INPUT FOR THIS TASK -
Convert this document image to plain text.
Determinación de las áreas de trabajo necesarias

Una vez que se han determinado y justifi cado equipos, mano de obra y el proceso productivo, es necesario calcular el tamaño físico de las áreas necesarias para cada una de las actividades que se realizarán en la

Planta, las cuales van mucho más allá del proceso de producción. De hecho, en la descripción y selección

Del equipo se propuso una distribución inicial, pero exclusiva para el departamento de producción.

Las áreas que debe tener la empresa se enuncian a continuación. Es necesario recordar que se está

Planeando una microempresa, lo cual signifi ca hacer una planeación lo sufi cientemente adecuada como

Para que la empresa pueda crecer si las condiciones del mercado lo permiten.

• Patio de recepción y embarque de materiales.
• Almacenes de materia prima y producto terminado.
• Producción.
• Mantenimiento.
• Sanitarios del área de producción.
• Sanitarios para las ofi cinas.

EXERCISE PROMPT -
Take the entries and copy them out exactly.

EXERCISE OUTPUT -
Convert this document image to plain text.
Determinación de las áreas de trabajo necesarias

Una vez que se han determinado y justifi cado equipos, mano de obra y el proceso productivo, es necesario calcular el tamaño físico de las áreas necesarias para cada una de las actividades que se realizarán en la

Planta, las cuales van mucho más allá del proceso de producción. De hecho, en la descripción y selección

Del equipo se propuso una distribución inicial, pero exclusiva para el departamento de producción.

Las áreas que debe tener la empresa se enuncian a continuación. Es necesario recordar que se está

Planeando una microempresa, lo cual signifi ca hacer una planeación lo sufi cientemente adecuada como

Para que la empresa pueda crecer si las condiciones del mercado lo permiten.

• Patio de recepción y embarque de materiales.
• Almacenes de materia prima y producto terminado.
• Producción.
• Mantenimiento.
• Sanitarios del área de producción.
• Sanitarios para las ofi cinas.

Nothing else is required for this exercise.